[Given problem] Lines containing the word "value" are to be counted; state their number and nothing further.

[Stored items from a collection]
################

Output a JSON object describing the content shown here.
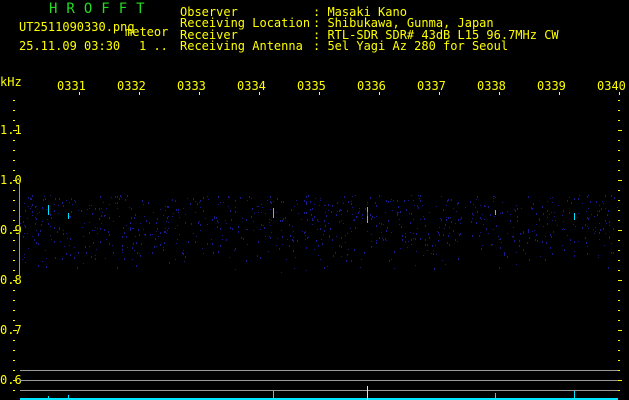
{
  "header": {
    "logo": "HROFFT",
    "filename": "UT2511090330.png",
    "mode": "meteor",
    "datetime": "25.11.09 03:30",
    "count": "1 ..",
    "info": [
      {
        "label": "Observer",
        "value": ": Masaki Kano"
      },
      {
        "label": "Receiving Location",
        "value": ": Shibukawa, Gunma, Japan"
      },
      {
        "label": "Receiver",
        "value": ": RTL-SDR SDR# 43dB L15 96.7MHz CW"
      },
      {
        "label": "Receiving Antenna",
        "value": ": 5el Yagi Az 280 for Seoul"
      }
    ]
  },
  "axis": {
    "unit": "kHz",
    "time_labels": [
      "0331",
      "0332",
      "0333",
      "0334",
      "0335",
      "0336",
      "0337",
      "0338",
      "0339",
      "0340"
    ],
    "freq_labels": [
      "1.1",
      "1.0",
      "0.9",
      "0.8",
      "0.7",
      "0.6"
    ]
  },
  "colors": {
    "text": "#ffff00",
    "logo": "#22dd22",
    "echo": "#00e5ff",
    "noise": "#1a1a8a",
    "grid": "#999999"
  }
}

################

[Answer to the task] 4